## RECORDS FOR PROCESSING

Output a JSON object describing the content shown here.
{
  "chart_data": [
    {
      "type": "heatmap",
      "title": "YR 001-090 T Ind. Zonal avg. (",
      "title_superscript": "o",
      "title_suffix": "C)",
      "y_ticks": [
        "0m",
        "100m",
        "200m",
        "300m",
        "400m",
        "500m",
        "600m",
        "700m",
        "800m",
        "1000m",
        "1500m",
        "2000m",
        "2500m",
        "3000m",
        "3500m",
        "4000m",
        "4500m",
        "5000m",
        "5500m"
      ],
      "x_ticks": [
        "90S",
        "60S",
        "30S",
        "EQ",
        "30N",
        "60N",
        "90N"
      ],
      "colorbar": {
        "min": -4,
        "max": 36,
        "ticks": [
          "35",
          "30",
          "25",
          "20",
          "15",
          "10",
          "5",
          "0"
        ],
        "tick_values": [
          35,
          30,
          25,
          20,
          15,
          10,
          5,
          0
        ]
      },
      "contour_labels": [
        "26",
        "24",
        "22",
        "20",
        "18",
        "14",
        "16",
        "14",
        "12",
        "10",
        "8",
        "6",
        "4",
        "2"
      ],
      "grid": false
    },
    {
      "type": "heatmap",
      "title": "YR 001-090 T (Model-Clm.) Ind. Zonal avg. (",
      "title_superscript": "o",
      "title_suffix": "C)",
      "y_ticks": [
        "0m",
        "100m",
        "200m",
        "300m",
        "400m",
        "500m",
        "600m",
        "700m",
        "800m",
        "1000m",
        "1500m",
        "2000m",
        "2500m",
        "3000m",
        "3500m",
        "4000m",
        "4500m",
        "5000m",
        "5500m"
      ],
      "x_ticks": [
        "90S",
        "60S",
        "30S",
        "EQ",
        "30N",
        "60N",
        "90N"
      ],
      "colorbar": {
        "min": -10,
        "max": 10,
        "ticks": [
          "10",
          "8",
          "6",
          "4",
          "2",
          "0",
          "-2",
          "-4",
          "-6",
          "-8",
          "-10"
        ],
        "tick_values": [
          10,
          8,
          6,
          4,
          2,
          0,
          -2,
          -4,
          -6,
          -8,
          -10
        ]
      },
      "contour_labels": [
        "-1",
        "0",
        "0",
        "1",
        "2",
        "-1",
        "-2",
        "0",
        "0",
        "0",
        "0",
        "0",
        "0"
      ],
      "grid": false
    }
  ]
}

## TASK OBJECTIVE
Take the data above and return it exactly.

## TASK ANSWER
Output a JSON object describing the content shown here.
{
  "chart_data": [
    {
      "type": "heatmap",
      "title": "YR 001-090 T Ind. Zonal avg. (",
      "title_superscript": "o",
      "title_suffix": "C)",
      "y_ticks": [
        "0m",
        "100m",
        "200m",
        "300m",
        "400m",
        "500m",
        "600m",
        "700m",
        "800m",
        "1000m",
        "1500m",
        "2000m",
        "2500m",
        "3000m",
        "3500m",
        "4000m",
        "4500m",
        "5000m",
        "5500m"
      ],
      "x_ticks": [
        "90S",
        "60S",
        "30S",
        "EQ",
        "30N",
        "60N",
        "90N"
      ],
      "colorbar": {
        "min": -4,
        "max": 36,
        "ticks": [
          "35",
          "30",
          "25",
          "20",
          "15",
          "10",
          "5",
          "0"
        ],
        "tick_values": [
          35,
          30,
          25,
          20,
          15,
          10,
          5,
          0
        ]
      },
      "contour_labels": [
        "26",
        "24",
        "22",
        "20",
        "18",
        "14",
        "16",
        "14",
        "12",
        "10",
        "8",
        "6",
        "4",
        "2"
      ],
      "grid": false
    },
    {
      "type": "heatmap",
      "title": "YR 001-090 T (Model-Clm.) Ind. Zonal avg. (",
      "title_superscript": "o",
      "title_suffix": "C)",
      "y_ticks": [
        "0m",
        "100m",
        "200m",
        "300m",
        "400m",
        "500m",
        "600m",
        "700m",
        "800m",
        "1000m",
        "1500m",
        "2000m",
        "2500m",
        "3000m",
        "3500m",
        "4000m",
        "4500m",
        "5000m",
        "5500m"
      ],
      "x_ticks": [
        "90S",
        "60S",
        "30S",
        "EQ",
        "30N",
        "60N",
        "90N"
      ],
      "colorbar": {
        "min": -10,
        "max": 10,
        "ticks": [
          "10",
          "8",
          "6",
          "4",
          "2",
          "0",
          "-2",
          "-4",
          "-6",
          "-8",
          "-10"
        ],
        "tick_values": [
          10,
          8,
          6,
          4,
          2,
          0,
          -2,
          -4,
          -6,
          -8,
          -10
        ]
      },
      "contour_labels": [
        "-1",
        "0",
        "0",
        "1",
        "2",
        "-1",
        "-2",
        "0",
        "0",
        "0",
        "0",
        "0",
        "0"
      ],
      "grid": false
    }
  ]
}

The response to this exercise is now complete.